課題の内容: 下に示す柄本明監督作の映画評から、「今のところ、柄本明ゆいいつの」で始まり「というか、振り回されている。」で終わる部分までを、一字一句変えずに書き写してください。

原文抜粋:
====

渋谷にて。「柄本明の流儀。」特集。93年、オフィス・シロウズ、サントリー=アルゴ・プロジェクト。
今のところ、柄本明ゆいいつの監督作品か。夏川結衣のフィルム・デヴュー作でもあるらしい。柄本「監督」は、出演せず、演出に専念も、好感が持てる。

主演・三浦友和は、おそらく、もっともいい時代の二枚目ぶりを、フィルムに残している。
山口百恵との共演時代は、若さゆえの、リンパ腺?過多な、<妙に脂ぎった感じ>で、ぬめぬめして、気持ち悪かった。今現在は、肩の力も脂も抜けたが、妙に、インパクトがない。
本作の三浦友和が、ぼくには、いちばんいいように思える。すっきりさわやか、あくもない、ぬぼーっとした、二枚目。ただし、映画は、シマらないので、出演者は損をしている。
三浦友和は、中堅サラリーマン、会社の女の子の夏川結衣と浮気中、というか、振り回されている。

====

(コレクションから取った記録)
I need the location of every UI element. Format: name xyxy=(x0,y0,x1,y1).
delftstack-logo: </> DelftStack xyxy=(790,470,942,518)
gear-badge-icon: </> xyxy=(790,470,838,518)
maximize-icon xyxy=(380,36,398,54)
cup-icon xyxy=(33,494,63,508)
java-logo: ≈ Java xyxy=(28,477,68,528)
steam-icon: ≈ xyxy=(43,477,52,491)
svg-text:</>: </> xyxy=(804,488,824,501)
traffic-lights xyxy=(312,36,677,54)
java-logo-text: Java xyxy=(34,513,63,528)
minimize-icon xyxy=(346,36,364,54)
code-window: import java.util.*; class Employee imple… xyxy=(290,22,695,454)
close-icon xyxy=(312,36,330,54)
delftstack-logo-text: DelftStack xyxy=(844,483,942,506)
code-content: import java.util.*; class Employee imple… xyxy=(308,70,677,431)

====

課題の結果:
今のところ、柄本明ゆいいつの監督作品か。夏川結衣のフィルム・デヴュー作でもあるらしい。柄本「監督」は、出演せず、演出に専念も、好感が持てる。

主演・三浦友和は、おそらく、もっともいい時代の二枚目ぶりを、フィルムに残している。
山口百恵との共演時代は、若さゆえの、リンパ腺?過多な、<妙に脂ぎった感じ>で、ぬめぬめして、気持ち悪かった。今現在は、肩の力も脂も抜けたが、妙に、インパクトがない。
本作の三浦友和が、ぼくには、いちばんいいように思える。すっきりさわやか、あくもない、ぬぼーっとした、二枚目。ただし、映画は、シマらないので、出演者は損をしている。
三浦友和は、中堅サラリーマン、会社の女の子の夏川結衣と浮気中、というか、振り回されている。